[Quoted passage]
11. FAMILIARITY WITH WORK
By executing this Agreement, CONSULTANT warrants that CONSULTANT (a) has thoroughly
investigated and considered the scope of services to be performed, (b) has carefully
considered how the services should be performed, and (c) fully understands the facilities,
difficulties and restrictions attending performance of the services required under this
Agreement. If the services involve work upon any site, CONSULTANT warrants that
CONSULTANT has or will investigate the site and is or will be fully acquainted with the
conditions there existing, prior to commencement of the services set forth in this Agreement.
Should CONSULTANT discover any latent or unknown conditions that will materially affect the
performance of the services set forth in this Agreement, CONSULTANT must immediately
inform CITY of that fact and may not proceed except at CONSULTANT's risk until written
instructions are received from CITY.
12. CARE OF WORK
CONSULTANT must adopt reasonable methods during the term of the Agreement to furnish
continuous protection to the work, and the equipment, materials, papers, documents, plans,
studies and other components to prevent losses or damages, and will be responsible for all
damages to persons or property, until acceptance of the work by CITY, except those losses or
damages as may be caused by CITY's own negligence.

[What you are asked to do] Continue the consultant agreement from the end of its last sentence, in the same contractual style.

[Dataset excerpt]

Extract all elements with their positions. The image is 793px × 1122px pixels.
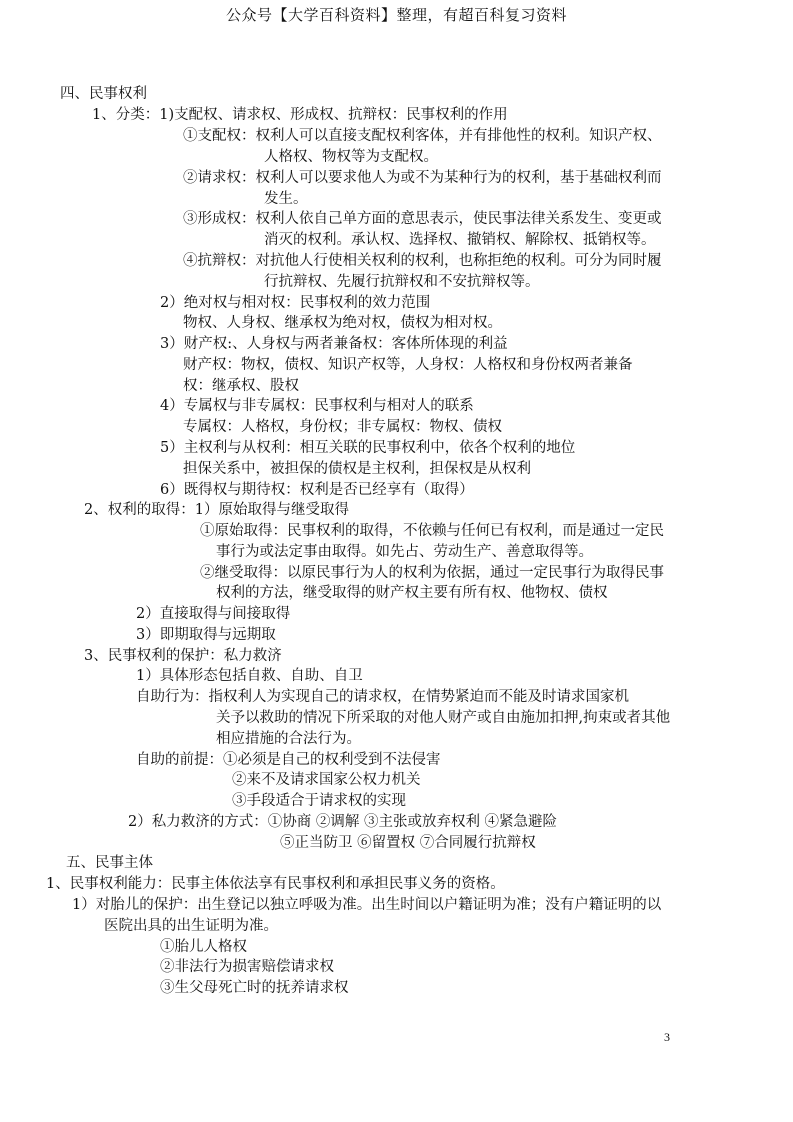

[Written answer]
13. CONSULTANT'S ACCOUNTING RECORDS; OTHER PROJECT RECORDS
Records of CONSULTANT's time pertaining to the project, and records of accounts between
CITY and CONSULTANT, will be kept on a generally recognized accounting basis. CONSULTANT
will also maintain all other records, including without limitation, specifications, drawings,
progress reports and the like, relating to the work and services identified in Exhibit A. All
records will be available to CITY during normal working hours. CONSULTANT will maintain
these records for three years after final payment.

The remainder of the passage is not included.